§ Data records
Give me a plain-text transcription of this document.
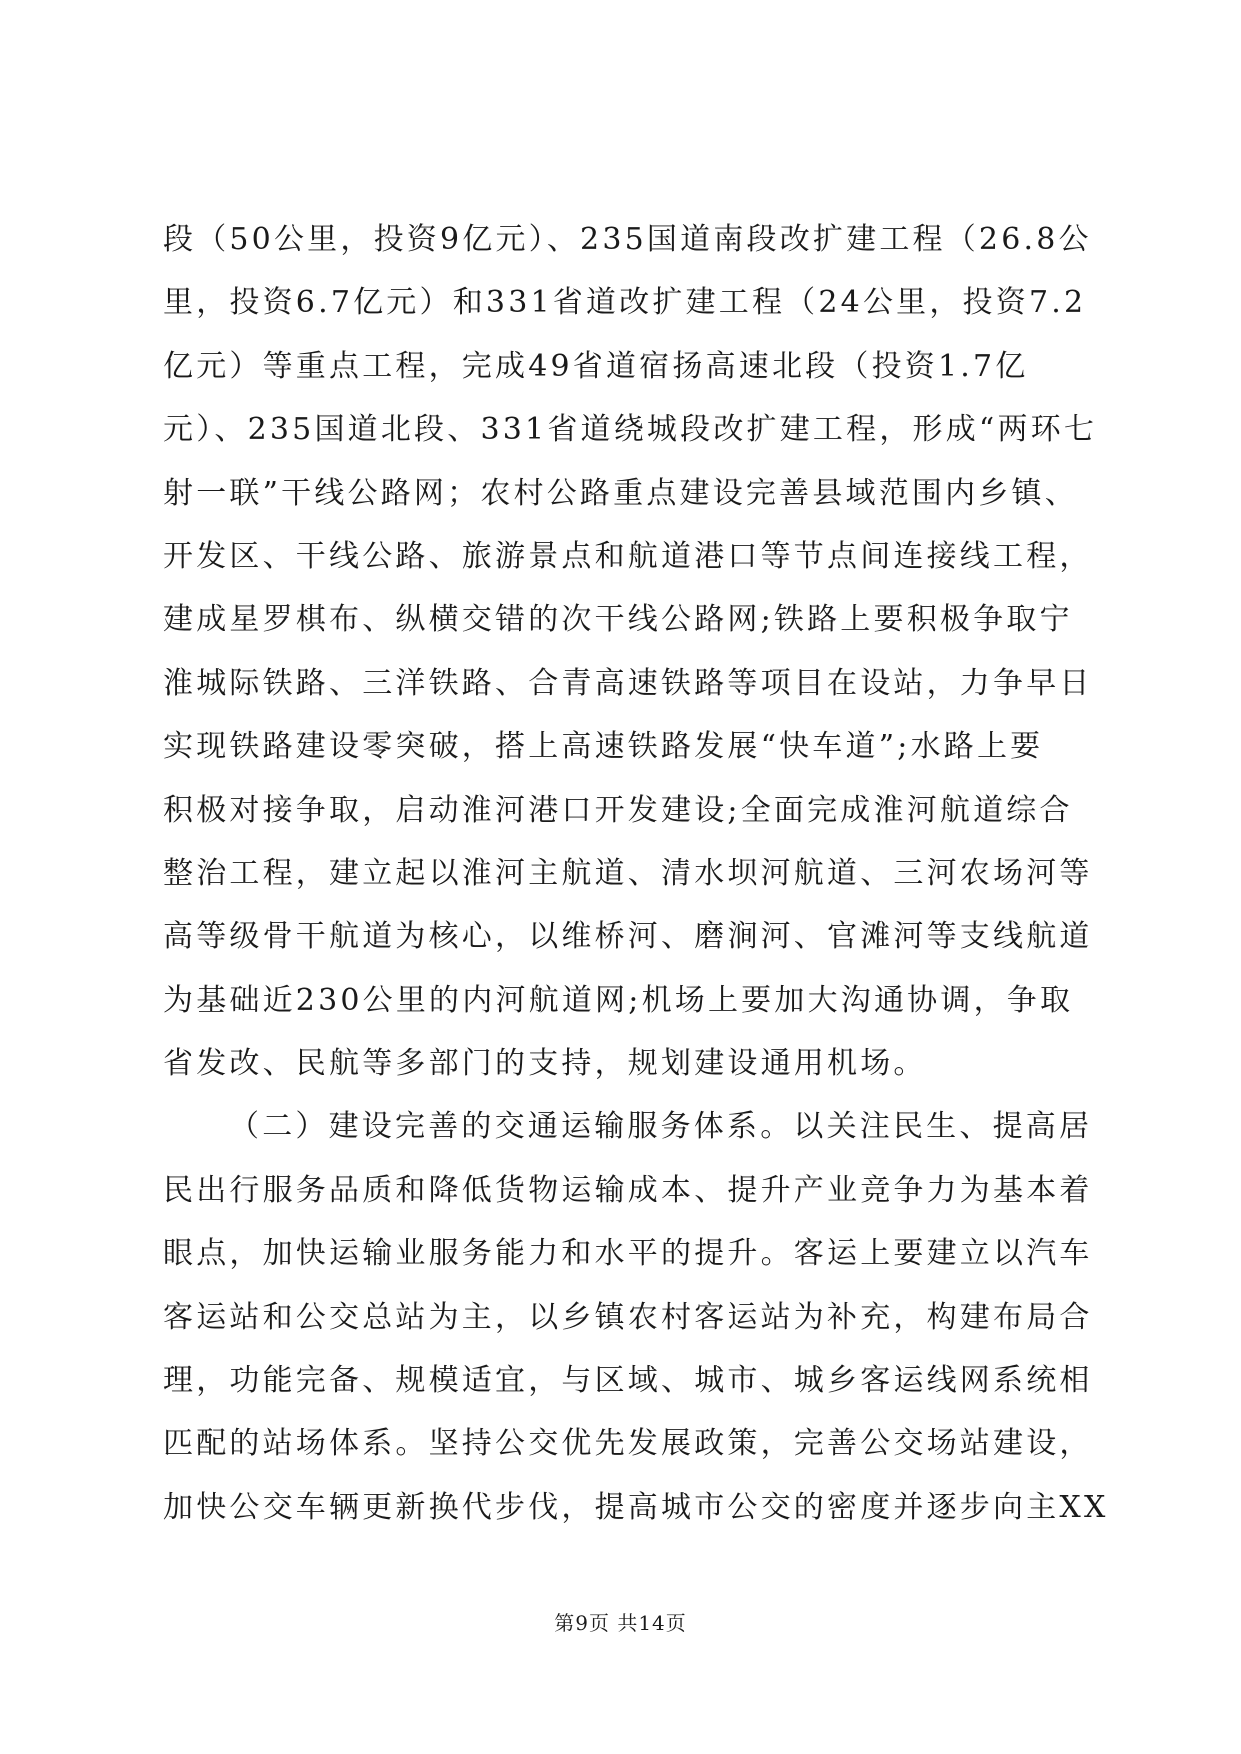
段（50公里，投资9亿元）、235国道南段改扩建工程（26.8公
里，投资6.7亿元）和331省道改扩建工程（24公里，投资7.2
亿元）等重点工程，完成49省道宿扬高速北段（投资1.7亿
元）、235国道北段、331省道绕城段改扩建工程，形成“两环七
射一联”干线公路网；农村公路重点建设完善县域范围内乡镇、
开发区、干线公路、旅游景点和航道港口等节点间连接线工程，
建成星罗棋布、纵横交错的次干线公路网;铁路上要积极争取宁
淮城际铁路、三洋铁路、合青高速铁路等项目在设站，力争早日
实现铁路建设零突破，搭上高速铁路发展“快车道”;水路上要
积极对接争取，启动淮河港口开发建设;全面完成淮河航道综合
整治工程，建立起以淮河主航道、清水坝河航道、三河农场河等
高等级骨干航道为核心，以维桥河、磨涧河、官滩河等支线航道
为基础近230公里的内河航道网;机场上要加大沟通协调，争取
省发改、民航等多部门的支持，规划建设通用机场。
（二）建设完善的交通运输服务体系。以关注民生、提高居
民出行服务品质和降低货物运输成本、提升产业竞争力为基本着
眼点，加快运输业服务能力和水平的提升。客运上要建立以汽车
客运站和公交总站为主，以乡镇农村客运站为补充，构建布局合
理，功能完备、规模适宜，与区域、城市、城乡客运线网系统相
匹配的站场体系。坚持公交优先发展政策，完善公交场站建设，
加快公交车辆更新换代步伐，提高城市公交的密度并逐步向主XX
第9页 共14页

§ Prompt
Repeat every record above exactly, but leave out any pictures.

§ Solved problem
Give me a plain-text transcription of this document.
段（50公里，投资9亿元）、235国道南段改扩建工程（26.8公
里，投资6.7亿元）和331省道改扩建工程（24公里，投资7.2
亿元）等重点工程，完成49省道宿扬高速北段（投资1.7亿
元）、235国道北段、331省道绕城段改扩建工程，形成“两环七
射一联”干线公路网；农村公路重点建设完善县域范围内乡镇、
开发区、干线公路、旅游景点和航道港口等节点间连接线工程，
建成星罗棋布、纵横交错的次干线公路网;铁路上要积极争取宁
淮城际铁路、三洋铁路、合青高速铁路等项目在设站，力争早日
实现铁路建设零突破，搭上高速铁路发展“快车道”;水路上要
积极对接争取，启动淮河港口开发建设;全面完成淮河航道综合
整治工程，建立起以淮河主航道、清水坝河航道、三河农场河等
高等级骨干航道为核心，以维桥河、磨涧河、官滩河等支线航道
为基础近230公里的内河航道网;机场上要加大沟通协调，争取
省发改、民航等多部门的支持，规划建设通用机场。
（二）建设完善的交通运输服务体系。以关注民生、提高居
民出行服务品质和降低货物运输成本、提升产业竞争力为基本着
眼点，加快运输业服务能力和水平的提升。客运上要建立以汽车
客运站和公交总站为主，以乡镇农村客运站为补充，构建布局合
理，功能完备、规模适宜，与区域、城市、城乡客运线网系统相
匹配的站场体系。坚持公交优先发展政策，完善公交场站建设，
加快公交车辆更新换代步伐，提高城市公交的密度并逐步向主XX
第9页 共14页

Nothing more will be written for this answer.